> _Article_
============

FreqDist({'gas': 216, 'rubber': 39, 'resources': 9, 'float': 3, 'for': 3, 'lt': 2, 'disasters': 2, 'that': 2, 'source': 1, 'lower': 1, ...})

In [72]:
# only keep top 3 words
import heapq

topk = 3 
# create a dictionary to hold the top topk bigrams for each first word
top_bigrams_per_first_word = {}

# iterate over the bigram frequency distribution 
for (first_word, second_word), freq in bi_gram_freq_dist.items():
    # initialize an empty heap for the first_word if not exist
    if first_word not in top_bigrams_per_first_word:
        top_bigrams_per_first_word[first_word] = [] 
        
    # add to the heap aand maintain top topk 
    heapq.heappush(top_bigrams_per_first_word[first_word],
                  (freq, second_word))
    if len(top_bigrams_per_first_word[first_word]) > topk:
        heapq.heappop(top_bigrams_per_first_word[first_word])

In [73]:
top_bigrams_per_first_word['natural']

[(9, 'resources'), (216, 'gas'), (39, 'rubber')]

In [74]:
# convert the heap to a simple list for each first word 
for first_word in top_bigrams_per_first_word:
    sorted_bigrams = sorted(
        top_bigrams_per_first_word[first_word], reverse=True
        )
    top_bigrams_list = []
    for freq, second_word in sorted_bigrams:
        top_bigrams_list.append(second_word)
    top_bigrams_per_first_word[first_word] = top_bigrams_list
    
# use these filtered bigram to create a ConditionalFreqDist
filtered_bi_grams = [] 
for first_word in top_bigrams_per_first_word:
    for second_word in top_bigrams_per_first_word[first_word]:
        filtered_bi_grams.append((first_word, second_word))
                                 
bi_gram_freq = ConditionalFreqDist(filtered_bi_grams)

============

> _Raw records_
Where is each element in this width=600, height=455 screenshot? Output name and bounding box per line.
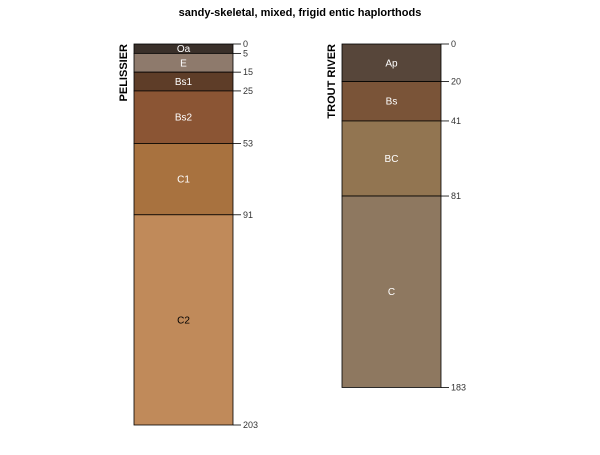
depth-label: 20 xyxy=(451,77,461,87)
profile-pelissier: Oa E Bs1 Bs2 C1 C2 05 15 25 53 91 203 PELISSIER xyxy=(118,39,258,430)
horizon-label: Ap xyxy=(385,58,398,69)
horizon-bc xyxy=(341,120,442,197)
profile-name: PELISSIER xyxy=(118,44,130,102)
depth-label: 91 xyxy=(243,210,253,220)
horizon-c1 xyxy=(133,143,234,216)
horizon-label: C1 xyxy=(177,175,190,186)
depth-label: 5 xyxy=(243,48,248,58)
horizon-label: Bs2 xyxy=(175,113,193,124)
horizon-label: Oa xyxy=(177,44,191,55)
depth-label: 0 xyxy=(243,39,248,49)
horizon-label: Bs1 xyxy=(175,77,193,88)
horizon-label: Bs xyxy=(386,97,398,108)
depth-label: 41 xyxy=(451,116,461,126)
horizon-c2 xyxy=(133,214,234,426)
depth-label: 53 xyxy=(243,138,253,148)
horizon-label: C2 xyxy=(177,315,190,326)
chart-title: sandy-skeletal, mixed, frigid entic hapl… xyxy=(179,7,422,19)
depth-label: 203 xyxy=(243,420,258,430)
depth-label: 81 xyxy=(451,191,461,201)
horizon-bs xyxy=(341,81,442,122)
horizon-label: E xyxy=(180,58,187,69)
depth-label: 15 xyxy=(243,67,253,77)
horizon-c xyxy=(341,195,442,388)
depth-label: 0 xyxy=(451,39,456,49)
profile-trout-river: Ap Bs BC C 0 20 41 81 183 TROUT RIVER xyxy=(326,39,466,392)
profile-name: TROUT RIVER xyxy=(326,44,338,119)
horizon-label: C xyxy=(388,287,395,298)
horizon-ap xyxy=(341,43,442,82)
depth-label: 25 xyxy=(243,86,253,96)
horizon-label: BC xyxy=(385,154,399,165)
depth-label: 183 xyxy=(451,382,466,392)
horizon-bs2 xyxy=(133,90,234,144)
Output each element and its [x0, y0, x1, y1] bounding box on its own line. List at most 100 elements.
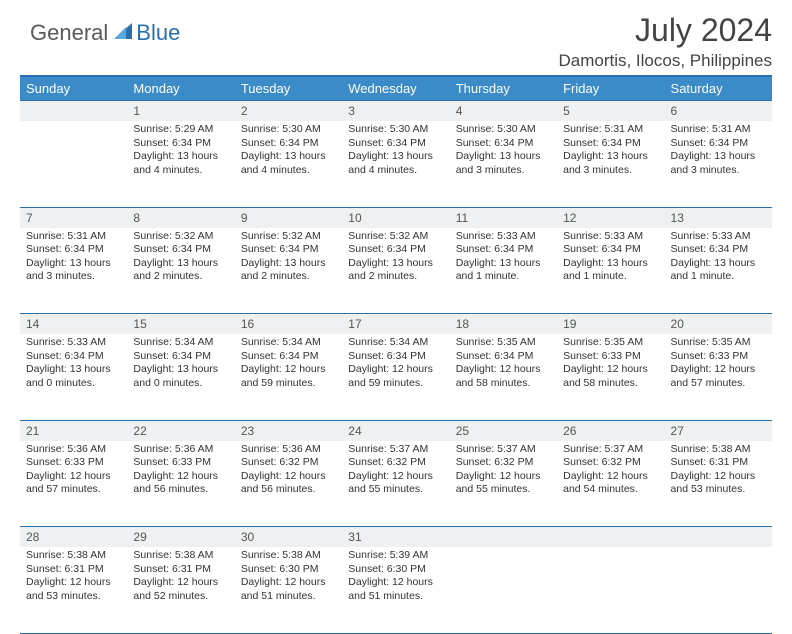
day-body: Sunrise: 5:32 AMSunset: 6:34 PMDaylight:…: [342, 228, 449, 289]
week-number-row: 78910111213: [20, 207, 772, 228]
sunrise-text: Sunrise: 5:38 AM: [671, 443, 766, 457]
day-number-cell: 2: [235, 101, 342, 122]
day-body: Sunrise: 5:36 AMSunset: 6:33 PMDaylight:…: [127, 441, 234, 502]
day-cell: Sunrise: 5:32 AMSunset: 6:34 PMDaylight:…: [342, 228, 449, 314]
day-cell: Sunrise: 5:38 AMSunset: 6:30 PMDaylight:…: [235, 547, 342, 633]
daylight-text: Daylight: 13 hours and 2 minutes.: [348, 257, 443, 284]
sunset-text: Sunset: 6:34 PM: [456, 137, 551, 151]
day-number-cell: 12: [557, 207, 664, 228]
sunrise-text: Sunrise: 5:35 AM: [671, 336, 766, 350]
sunset-text: Sunset: 6:34 PM: [26, 350, 121, 364]
day-body: [450, 547, 557, 553]
day-cell: Sunrise: 5:35 AMSunset: 6:33 PMDaylight:…: [557, 334, 664, 420]
day-number: 28: [20, 527, 127, 547]
day-header: Wednesday: [342, 76, 449, 101]
day-body: Sunrise: 5:31 AMSunset: 6:34 PMDaylight:…: [557, 121, 664, 182]
sunrise-text: Sunrise: 5:37 AM: [563, 443, 658, 457]
day-number: [450, 527, 557, 533]
day-header: Monday: [127, 76, 234, 101]
day-number: 11: [450, 208, 557, 228]
day-number: 7: [20, 208, 127, 228]
day-number: 25: [450, 421, 557, 441]
sunset-text: Sunset: 6:34 PM: [133, 243, 228, 257]
day-body: Sunrise: 5:37 AMSunset: 6:32 PMDaylight:…: [342, 441, 449, 502]
sunset-text: Sunset: 6:34 PM: [456, 350, 551, 364]
day-number: 13: [665, 208, 772, 228]
sunset-text: Sunset: 6:31 PM: [26, 563, 121, 577]
sunset-text: Sunset: 6:34 PM: [348, 350, 443, 364]
sunset-text: Sunset: 6:33 PM: [26, 456, 121, 470]
week-content-row: Sunrise: 5:29 AMSunset: 6:34 PMDaylight:…: [20, 121, 772, 207]
sunrise-text: Sunrise: 5:33 AM: [671, 230, 766, 244]
day-cell: Sunrise: 5:33 AMSunset: 6:34 PMDaylight:…: [450, 228, 557, 314]
day-body: Sunrise: 5:38 AMSunset: 6:30 PMDaylight:…: [235, 547, 342, 608]
day-number: 23: [235, 421, 342, 441]
day-number-cell: 25: [450, 420, 557, 441]
week-number-row: 21222324252627: [20, 420, 772, 441]
day-number-cell: 10: [342, 207, 449, 228]
day-number-cell: 23: [235, 420, 342, 441]
day-number: 21: [20, 421, 127, 441]
day-body: Sunrise: 5:30 AMSunset: 6:34 PMDaylight:…: [450, 121, 557, 182]
sunrise-text: Sunrise: 5:36 AM: [241, 443, 336, 457]
week-content-row: Sunrise: 5:38 AMSunset: 6:31 PMDaylight:…: [20, 547, 772, 633]
sunrise-text: Sunrise: 5:30 AM: [348, 123, 443, 137]
day-body: Sunrise: 5:32 AMSunset: 6:34 PMDaylight:…: [235, 228, 342, 289]
day-number: [557, 527, 664, 533]
day-cell: Sunrise: 5:38 AMSunset: 6:31 PMDaylight:…: [127, 547, 234, 633]
day-cell: Sunrise: 5:31 AMSunset: 6:34 PMDaylight:…: [665, 121, 772, 207]
header: General Blue July 2024 Damortis, Ilocos,…: [20, 12, 772, 71]
calendar-table: Sunday Monday Tuesday Wednesday Thursday…: [20, 75, 772, 634]
sunrise-text: Sunrise: 5:35 AM: [563, 336, 658, 350]
day-body: [665, 547, 772, 553]
sunrise-text: Sunrise: 5:37 AM: [456, 443, 551, 457]
day-number-cell: 20: [665, 314, 772, 335]
day-number: 24: [342, 421, 449, 441]
day-cell: Sunrise: 5:31 AMSunset: 6:34 PMDaylight:…: [557, 121, 664, 207]
daylight-text: Daylight: 12 hours and 53 minutes.: [26, 576, 121, 603]
day-cell: Sunrise: 5:35 AMSunset: 6:33 PMDaylight:…: [665, 334, 772, 420]
sunrise-text: Sunrise: 5:31 AM: [671, 123, 766, 137]
daylight-text: Daylight: 12 hours and 55 minutes.: [348, 470, 443, 497]
day-header: Tuesday: [235, 76, 342, 101]
day-cell: Sunrise: 5:34 AMSunset: 6:34 PMDaylight:…: [342, 334, 449, 420]
day-body: Sunrise: 5:33 AMSunset: 6:34 PMDaylight:…: [665, 228, 772, 289]
month-title: July 2024: [558, 12, 772, 49]
day-number: 18: [450, 314, 557, 334]
daylight-text: Daylight: 13 hours and 3 minutes.: [563, 150, 658, 177]
day-cell: Sunrise: 5:37 AMSunset: 6:32 PMDaylight:…: [342, 441, 449, 527]
sunset-text: Sunset: 6:33 PM: [133, 456, 228, 470]
day-header-row: Sunday Monday Tuesday Wednesday Thursday…: [20, 76, 772, 101]
day-number: 9: [235, 208, 342, 228]
sunrise-text: Sunrise: 5:33 AM: [563, 230, 658, 244]
daylight-text: Daylight: 12 hours and 59 minutes.: [241, 363, 336, 390]
day-cell: Sunrise: 5:37 AMSunset: 6:32 PMDaylight:…: [450, 441, 557, 527]
day-cell: Sunrise: 5:30 AMSunset: 6:34 PMDaylight:…: [235, 121, 342, 207]
day-header: Friday: [557, 76, 664, 101]
day-number-cell: 3: [342, 101, 449, 122]
daylight-text: Daylight: 13 hours and 4 minutes.: [348, 150, 443, 177]
day-cell: Sunrise: 5:30 AMSunset: 6:34 PMDaylight:…: [450, 121, 557, 207]
sunset-text: Sunset: 6:34 PM: [671, 243, 766, 257]
logo-text-blue: Blue: [136, 20, 180, 46]
sunrise-text: Sunrise: 5:38 AM: [26, 549, 121, 563]
daylight-text: Daylight: 13 hours and 1 minute.: [671, 257, 766, 284]
day-number: 20: [665, 314, 772, 334]
day-body: Sunrise: 5:32 AMSunset: 6:34 PMDaylight:…: [127, 228, 234, 289]
day-cell: Sunrise: 5:33 AMSunset: 6:34 PMDaylight:…: [665, 228, 772, 314]
daylight-text: Daylight: 12 hours and 57 minutes.: [26, 470, 121, 497]
day-number: 3: [342, 101, 449, 121]
day-cell: Sunrise: 5:29 AMSunset: 6:34 PMDaylight:…: [127, 121, 234, 207]
day-body: Sunrise: 5:30 AMSunset: 6:34 PMDaylight:…: [235, 121, 342, 182]
day-number-cell: [557, 527, 664, 548]
daylight-text: Daylight: 13 hours and 4 minutes.: [241, 150, 336, 177]
sunrise-text: Sunrise: 5:38 AM: [133, 549, 228, 563]
day-cell: Sunrise: 5:33 AMSunset: 6:34 PMDaylight:…: [20, 334, 127, 420]
day-number: 10: [342, 208, 449, 228]
day-number-cell: 14: [20, 314, 127, 335]
day-body: Sunrise: 5:33 AMSunset: 6:34 PMDaylight:…: [557, 228, 664, 289]
day-cell: Sunrise: 5:38 AMSunset: 6:31 PMDaylight:…: [665, 441, 772, 527]
day-cell: Sunrise: 5:38 AMSunset: 6:31 PMDaylight:…: [20, 547, 127, 633]
sunset-text: Sunset: 6:31 PM: [671, 456, 766, 470]
sunrise-text: Sunrise: 5:35 AM: [456, 336, 551, 350]
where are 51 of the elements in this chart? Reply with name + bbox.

============

> _Set tasks_
(a) Transcribe the part of the bigram notebook starting with "# iterate over" and going on through "heapq.heappop(top_bigrams_per_first_word[first_word])".
(b) Answer these questions from the bigram notebook:
(i) What value is assigned to topk?
(ii) What output is shown for top_bigrams_per_first_word['natural']?
(iii) Which class is called to build bi_gram_freq?
(c) Translate this comment from the bigram notebook into Spanish: "convert the heap to a simple list for each first word".

> _Responses by task_
(a)
# iterate over the bigram frequency distribution 
for (first_word, second_word), freq in bi_gram_freq_dist.items():
    # initialize an empty heap for the first_word if not exist
    if first_word not in top_bigrams_per_first_word:
        top_bigrams_per_first_word[first_word] = [] 
        
    # add to the heap aand maintain top topk 
    heapq.heappush(top_bigrams_per_first_word[first_word],
                  (freq, second_word))
    if len(top_bigrams_per_first_word[first_word]) > topk:
        heapq.heappop(top_bigrams_per_first_word[first_word])

(b)
(i) 3
(ii) [(9, 'resources'), (216, 'gas'), (39, 'rubber')]
(iii) ConditionalFreqDist

(c) Convierte el montículo en una lista simple para cada primera palabra.